**DATA SHOWN**:
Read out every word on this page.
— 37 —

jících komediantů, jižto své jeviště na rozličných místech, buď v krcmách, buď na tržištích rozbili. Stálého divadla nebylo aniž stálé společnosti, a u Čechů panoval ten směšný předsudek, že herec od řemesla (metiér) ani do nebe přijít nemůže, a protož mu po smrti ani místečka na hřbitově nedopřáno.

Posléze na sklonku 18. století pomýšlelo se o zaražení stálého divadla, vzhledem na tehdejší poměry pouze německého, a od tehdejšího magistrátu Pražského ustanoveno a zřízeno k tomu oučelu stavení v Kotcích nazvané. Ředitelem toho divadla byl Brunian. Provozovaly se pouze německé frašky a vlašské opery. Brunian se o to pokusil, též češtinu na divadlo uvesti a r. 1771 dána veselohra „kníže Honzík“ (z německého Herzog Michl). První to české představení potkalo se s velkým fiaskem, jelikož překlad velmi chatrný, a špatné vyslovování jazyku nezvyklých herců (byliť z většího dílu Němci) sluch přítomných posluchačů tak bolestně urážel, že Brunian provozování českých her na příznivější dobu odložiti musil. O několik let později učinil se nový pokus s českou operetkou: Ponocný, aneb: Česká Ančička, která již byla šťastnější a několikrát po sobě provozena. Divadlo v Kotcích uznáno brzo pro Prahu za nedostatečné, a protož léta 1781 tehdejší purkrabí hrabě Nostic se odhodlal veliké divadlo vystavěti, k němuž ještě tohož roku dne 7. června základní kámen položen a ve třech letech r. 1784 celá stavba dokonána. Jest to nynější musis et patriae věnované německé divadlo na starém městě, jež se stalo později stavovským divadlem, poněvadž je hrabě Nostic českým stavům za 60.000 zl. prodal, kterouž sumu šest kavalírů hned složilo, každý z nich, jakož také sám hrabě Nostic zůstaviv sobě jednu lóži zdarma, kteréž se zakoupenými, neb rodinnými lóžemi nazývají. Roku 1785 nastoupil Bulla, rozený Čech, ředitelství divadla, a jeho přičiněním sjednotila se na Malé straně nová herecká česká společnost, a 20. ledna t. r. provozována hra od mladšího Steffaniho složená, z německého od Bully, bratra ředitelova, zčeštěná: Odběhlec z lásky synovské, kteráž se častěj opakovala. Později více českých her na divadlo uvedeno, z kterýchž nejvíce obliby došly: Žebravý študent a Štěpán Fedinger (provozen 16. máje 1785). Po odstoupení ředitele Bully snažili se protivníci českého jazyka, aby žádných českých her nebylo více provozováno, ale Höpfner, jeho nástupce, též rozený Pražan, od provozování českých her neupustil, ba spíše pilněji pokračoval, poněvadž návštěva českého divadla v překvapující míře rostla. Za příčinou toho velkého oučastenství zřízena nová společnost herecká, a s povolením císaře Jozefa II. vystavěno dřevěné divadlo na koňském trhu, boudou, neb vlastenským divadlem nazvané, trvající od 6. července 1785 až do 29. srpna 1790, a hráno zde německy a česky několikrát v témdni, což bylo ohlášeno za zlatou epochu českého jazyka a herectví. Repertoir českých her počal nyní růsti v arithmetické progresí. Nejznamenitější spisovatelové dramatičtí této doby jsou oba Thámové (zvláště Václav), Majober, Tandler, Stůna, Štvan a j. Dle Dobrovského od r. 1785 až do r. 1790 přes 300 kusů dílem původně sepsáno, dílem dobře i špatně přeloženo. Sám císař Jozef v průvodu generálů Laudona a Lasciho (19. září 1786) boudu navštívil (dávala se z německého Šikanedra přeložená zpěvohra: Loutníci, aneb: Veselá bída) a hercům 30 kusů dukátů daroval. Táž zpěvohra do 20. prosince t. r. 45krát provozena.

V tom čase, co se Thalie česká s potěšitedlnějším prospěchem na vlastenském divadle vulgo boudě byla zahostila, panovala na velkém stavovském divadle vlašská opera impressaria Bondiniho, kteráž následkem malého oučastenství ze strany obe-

**GIVEN TASK**: Your task is to output all of the data above word for word.

**RESPONSE TO THE TASK**:
Read out every word on this page.
— 37 —

jících komediantů, jižto své jeviště na rozličných místech, buď v krcmách, buď na tržištích rozbili. Stálého divadla nebylo aniž stálé společnosti, a u Čechů panoval ten směšný předsudek, že herec od řemesla (metiér) ani do nebe přijít nemůže, a protož mu po smrti ani místečka na hřbitově nedopřáno.

Posléze na sklonku 18. století pomýšlelo se o zaražení stálého divadla, vzhledem na tehdejší poměry pouze německého, a od tehdejšího magistrátu Pražského ustanoveno a zřízeno k tomu oučelu stavení v Kotcích nazvané. Ředitelem toho divadla byl Brunian. Provozovaly se pouze německé frašky a vlašské opery. Brunian se o to pokusil, též češtinu na divadlo uvesti a r. 1771 dána veselohra „kníže Honzík“ (z německého Herzog Michl). První to české představení potkalo se s velkým fiaskem, jelikož překlad velmi chatrný, a špatné vyslovování jazyku nezvyklých herců (byliť z většího dílu Němci) sluch přítomných posluchačů tak bolestně urážel, že Brunian provozování českých her na příznivější dobu odložiti musil. O několik let později učinil se nový pokus s českou operetkou: Ponocný, aneb: Česká Ančička, která již byla šťastnější a několikrát po sobě provozena. Divadlo v Kotcích uznáno brzo pro Prahu za nedostatečné, a protož léta 1781 tehdejší purkrabí hrabě Nostic se odhodlal veliké divadlo vystavěti, k němuž ještě tohož roku dne 7. června základní kámen položen a ve třech letech r. 1784 celá stavba dokonána. Jest to nynější musis et patriae věnované německé divadlo na starém městě, jež se stalo později stavovským divadlem, poněvadž je hrabě Nostic českým stavům za 60.000 zl. prodal, kterouž sumu šest kavalírů hned složilo, každý z nich, jakož také sám hrabě Nostic zůstaviv sobě jednu lóži zdarma, kteréž se zakoupenými, neb rodinnými lóžemi nazývají. Roku 1785 nastoupil Bulla, rozený Čech, ředitelství divadla, a jeho přičiněním sjednotila se na Malé straně nová herecká česká společnost, a 20. ledna t. r. provozována hra od mladšího Steffaniho složená, z německého od Bully, bratra ředitelova, zčeštěná: Odběhlec z lásky synovské, kteráž se častěj opakovala. Později více českých her na divadlo uvedeno, z kterýchž nejvíce obliby došly: Žebravý študent a Štěpán Fedinger (provozen 16. máje 1785). Po odstoupení ředitele Bully snažili se protivníci českého jazyka, aby žádných českých her nebylo více provozováno, ale Höpfner, jeho nástupce, též rozený Pražan, od provozování českých her neupustil, ba spíše pilněji pokračoval, poněvadž návštěva českého divadla v překvapující míře rostla. Za příčinou toho velkého oučastenství zřízena nová společnost herecká, a s povolením císaře Jozefa II. vystavěno dřevěné divadlo na koňském trhu, boudou, neb vlastenským divadlem nazvané, trvající od 6. července 1785 až do 29. srpna 1790, a hráno zde německy a česky několikrát v témdni, což bylo ohlášeno za zlatou epochu českého jazyka a herectví. Repertoir českých her počal nyní růsti v arithmetické progresí. Nejznamenitější spisovatelové dramatičtí této doby jsou oba Thámové (zvláště Václav), Majober, Tandler, Stůna, Štvan a j. Dle Dobrovského od r. 1785 až do r. 1790 přes 300 kusů dílem původně sepsáno, dílem dobře i špatně přeloženo. Sám císař Jozef v průvodu generálů Laudona a Lasciho (19. září 1786) boudu navštívil (dávala se z německého Šikanedra přeložená zpěvohra: Loutníci, aneb: Veselá bída) a hercům 30 kusů dukátů daroval. Táž zpěvohra do 20. prosince t. r. 45krát provozena.

V tom čase, co se Thalie česká s potěšitedlnějším prospěchem na vlastenském divadle vulgo boudě byla zahostila, panovala na velkém stavovském divadle vlašská opera impressaria Bondiniho, kteráž následkem malého oučastenství ze strany obe-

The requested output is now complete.